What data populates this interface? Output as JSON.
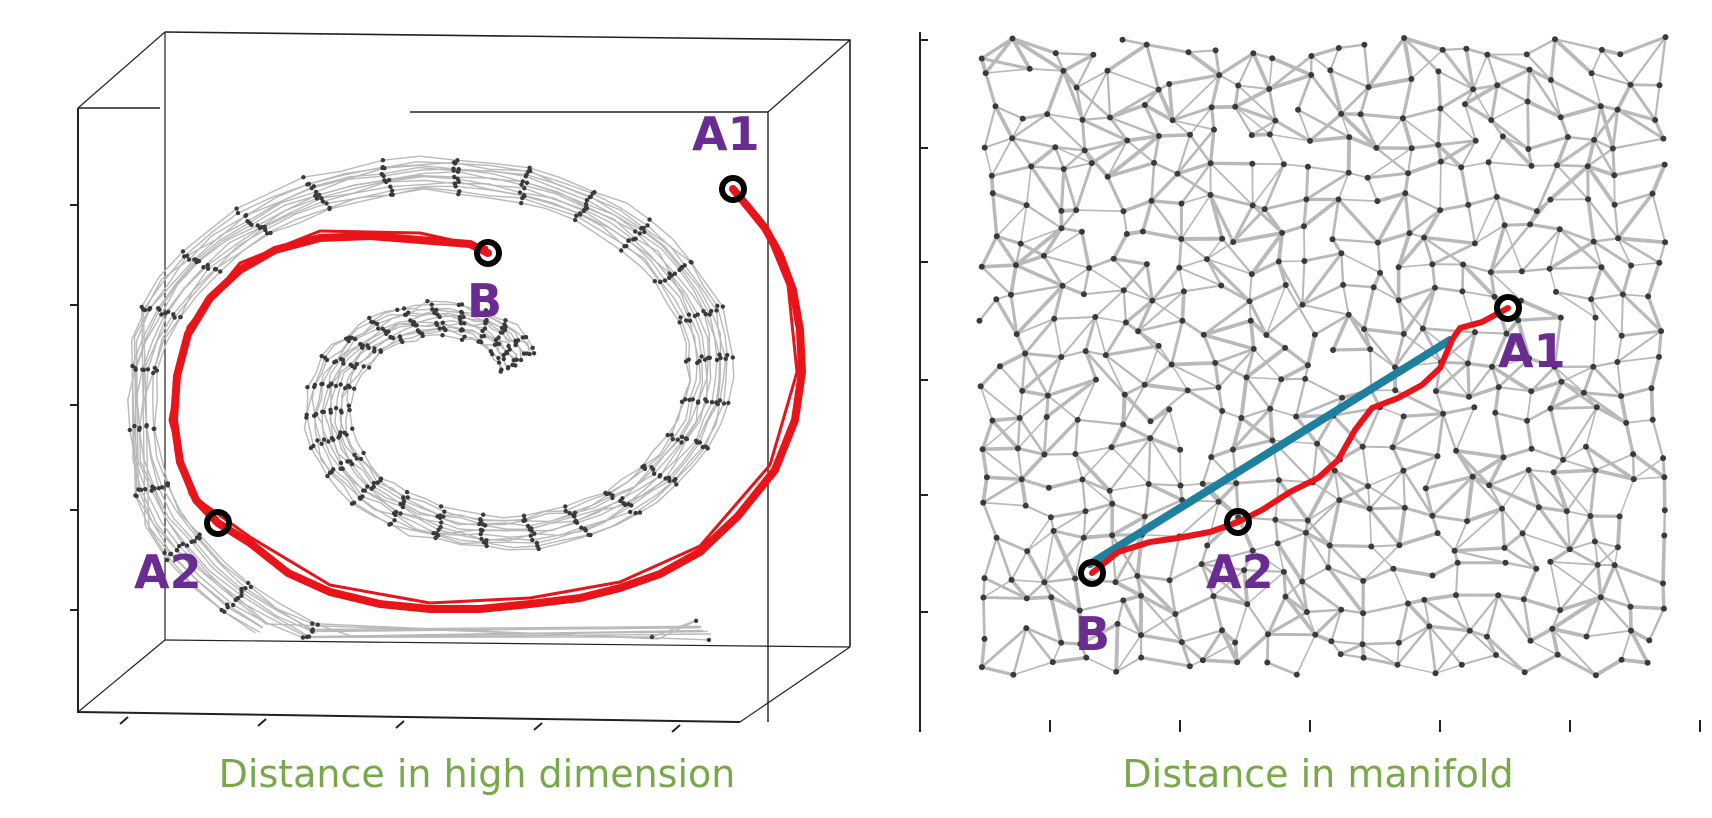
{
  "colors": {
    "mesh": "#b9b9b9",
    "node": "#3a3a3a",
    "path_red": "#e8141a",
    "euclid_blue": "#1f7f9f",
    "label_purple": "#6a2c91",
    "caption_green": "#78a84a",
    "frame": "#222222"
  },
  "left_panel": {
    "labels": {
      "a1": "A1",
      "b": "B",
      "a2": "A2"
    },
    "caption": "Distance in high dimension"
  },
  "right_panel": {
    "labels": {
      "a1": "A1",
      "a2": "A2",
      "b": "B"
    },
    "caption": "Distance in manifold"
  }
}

* * * * * * * * *

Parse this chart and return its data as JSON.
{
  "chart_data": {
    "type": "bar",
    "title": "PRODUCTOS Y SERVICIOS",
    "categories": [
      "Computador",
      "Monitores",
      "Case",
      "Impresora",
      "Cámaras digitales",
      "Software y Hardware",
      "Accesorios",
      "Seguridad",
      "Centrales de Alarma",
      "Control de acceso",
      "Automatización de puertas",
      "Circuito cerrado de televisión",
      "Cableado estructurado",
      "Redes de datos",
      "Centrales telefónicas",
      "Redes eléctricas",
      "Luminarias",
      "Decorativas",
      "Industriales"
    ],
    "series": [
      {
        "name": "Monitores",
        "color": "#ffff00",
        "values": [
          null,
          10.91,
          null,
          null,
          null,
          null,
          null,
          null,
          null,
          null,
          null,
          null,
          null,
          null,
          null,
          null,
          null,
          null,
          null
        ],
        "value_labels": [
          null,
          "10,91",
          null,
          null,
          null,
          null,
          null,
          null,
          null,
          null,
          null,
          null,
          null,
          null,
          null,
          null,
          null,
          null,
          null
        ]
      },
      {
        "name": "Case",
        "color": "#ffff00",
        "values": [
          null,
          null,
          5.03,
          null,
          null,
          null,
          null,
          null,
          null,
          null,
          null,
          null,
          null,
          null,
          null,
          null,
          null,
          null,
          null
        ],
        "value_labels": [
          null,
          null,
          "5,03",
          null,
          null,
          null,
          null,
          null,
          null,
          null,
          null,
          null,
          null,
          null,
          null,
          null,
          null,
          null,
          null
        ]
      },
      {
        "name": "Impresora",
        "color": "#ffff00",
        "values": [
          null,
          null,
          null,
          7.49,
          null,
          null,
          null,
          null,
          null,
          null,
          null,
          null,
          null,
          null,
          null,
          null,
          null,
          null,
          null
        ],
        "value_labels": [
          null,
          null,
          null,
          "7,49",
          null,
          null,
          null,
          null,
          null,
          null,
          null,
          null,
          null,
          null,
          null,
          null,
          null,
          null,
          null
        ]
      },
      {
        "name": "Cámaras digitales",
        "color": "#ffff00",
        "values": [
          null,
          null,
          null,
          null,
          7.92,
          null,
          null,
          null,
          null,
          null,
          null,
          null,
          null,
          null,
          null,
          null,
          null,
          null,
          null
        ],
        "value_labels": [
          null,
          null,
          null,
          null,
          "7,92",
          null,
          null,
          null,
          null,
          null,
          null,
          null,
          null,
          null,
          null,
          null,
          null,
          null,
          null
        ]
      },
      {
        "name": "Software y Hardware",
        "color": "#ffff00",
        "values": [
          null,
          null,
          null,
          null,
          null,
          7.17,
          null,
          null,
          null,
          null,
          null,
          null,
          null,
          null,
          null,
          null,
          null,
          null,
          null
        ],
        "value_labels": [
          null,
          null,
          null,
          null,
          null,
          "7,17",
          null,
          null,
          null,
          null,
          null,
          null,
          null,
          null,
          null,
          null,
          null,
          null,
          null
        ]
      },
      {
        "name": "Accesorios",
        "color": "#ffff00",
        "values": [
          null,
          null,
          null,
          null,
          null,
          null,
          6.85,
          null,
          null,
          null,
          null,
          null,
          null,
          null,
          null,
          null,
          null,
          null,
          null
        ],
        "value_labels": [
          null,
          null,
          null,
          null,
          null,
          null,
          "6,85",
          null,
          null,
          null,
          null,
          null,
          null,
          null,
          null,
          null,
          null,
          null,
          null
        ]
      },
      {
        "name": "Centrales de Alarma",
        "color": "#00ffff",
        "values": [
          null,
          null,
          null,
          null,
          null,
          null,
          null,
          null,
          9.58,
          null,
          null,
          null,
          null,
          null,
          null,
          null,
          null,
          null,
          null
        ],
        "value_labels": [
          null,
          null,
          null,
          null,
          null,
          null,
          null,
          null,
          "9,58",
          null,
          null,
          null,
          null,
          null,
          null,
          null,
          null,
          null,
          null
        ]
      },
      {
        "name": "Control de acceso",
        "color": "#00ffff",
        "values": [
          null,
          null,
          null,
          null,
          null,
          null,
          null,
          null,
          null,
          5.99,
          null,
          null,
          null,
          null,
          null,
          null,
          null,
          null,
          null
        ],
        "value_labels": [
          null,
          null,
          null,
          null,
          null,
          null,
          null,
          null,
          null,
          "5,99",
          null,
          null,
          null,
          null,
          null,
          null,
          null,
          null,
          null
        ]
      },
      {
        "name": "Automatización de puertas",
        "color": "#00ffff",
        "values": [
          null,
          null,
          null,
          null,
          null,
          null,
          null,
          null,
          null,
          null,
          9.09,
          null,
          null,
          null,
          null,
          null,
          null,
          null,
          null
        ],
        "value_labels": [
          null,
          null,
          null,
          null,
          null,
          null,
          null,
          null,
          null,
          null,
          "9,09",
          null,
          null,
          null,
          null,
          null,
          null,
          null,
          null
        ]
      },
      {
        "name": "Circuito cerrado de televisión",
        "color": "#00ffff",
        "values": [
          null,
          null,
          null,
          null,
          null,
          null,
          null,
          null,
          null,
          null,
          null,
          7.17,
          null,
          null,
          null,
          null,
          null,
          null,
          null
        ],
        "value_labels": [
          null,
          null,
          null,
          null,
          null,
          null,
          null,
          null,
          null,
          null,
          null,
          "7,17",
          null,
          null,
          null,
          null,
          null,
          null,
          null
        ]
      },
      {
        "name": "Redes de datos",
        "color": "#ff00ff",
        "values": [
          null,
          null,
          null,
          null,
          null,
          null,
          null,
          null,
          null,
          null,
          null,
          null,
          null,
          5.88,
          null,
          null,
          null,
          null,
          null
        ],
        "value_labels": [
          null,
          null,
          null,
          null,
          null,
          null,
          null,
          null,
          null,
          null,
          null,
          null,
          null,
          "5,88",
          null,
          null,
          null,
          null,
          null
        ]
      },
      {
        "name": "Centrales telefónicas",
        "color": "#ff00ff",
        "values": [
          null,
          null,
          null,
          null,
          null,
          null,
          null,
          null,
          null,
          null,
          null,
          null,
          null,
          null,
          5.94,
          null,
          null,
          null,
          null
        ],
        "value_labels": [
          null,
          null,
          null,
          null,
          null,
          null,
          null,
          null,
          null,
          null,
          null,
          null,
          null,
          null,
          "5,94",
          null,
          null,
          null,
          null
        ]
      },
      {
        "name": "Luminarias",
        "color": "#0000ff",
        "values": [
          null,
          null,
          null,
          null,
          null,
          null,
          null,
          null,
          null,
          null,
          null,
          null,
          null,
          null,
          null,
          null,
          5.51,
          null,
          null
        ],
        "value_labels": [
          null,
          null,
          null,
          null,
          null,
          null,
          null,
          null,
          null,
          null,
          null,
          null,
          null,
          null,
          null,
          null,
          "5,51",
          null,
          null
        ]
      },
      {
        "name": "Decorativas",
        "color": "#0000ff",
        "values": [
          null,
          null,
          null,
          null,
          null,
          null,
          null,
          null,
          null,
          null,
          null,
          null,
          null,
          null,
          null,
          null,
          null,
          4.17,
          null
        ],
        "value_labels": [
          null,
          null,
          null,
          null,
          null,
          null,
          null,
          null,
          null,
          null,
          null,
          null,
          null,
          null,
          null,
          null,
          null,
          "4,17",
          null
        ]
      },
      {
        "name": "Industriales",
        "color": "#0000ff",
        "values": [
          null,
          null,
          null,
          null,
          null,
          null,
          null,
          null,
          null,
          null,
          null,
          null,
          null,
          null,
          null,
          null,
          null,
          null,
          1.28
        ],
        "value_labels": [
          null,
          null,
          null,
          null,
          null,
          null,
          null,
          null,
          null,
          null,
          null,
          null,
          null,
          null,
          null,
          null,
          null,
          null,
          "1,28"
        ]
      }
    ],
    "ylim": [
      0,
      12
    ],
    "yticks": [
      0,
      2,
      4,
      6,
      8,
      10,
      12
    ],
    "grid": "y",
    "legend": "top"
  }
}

* * * * * * * * *

* _Directions_
Using the records above, list each line that includes "JSON".

* _Response_
What data populates this interface? Output as JSON.
Parse this chart and return its data as JSON.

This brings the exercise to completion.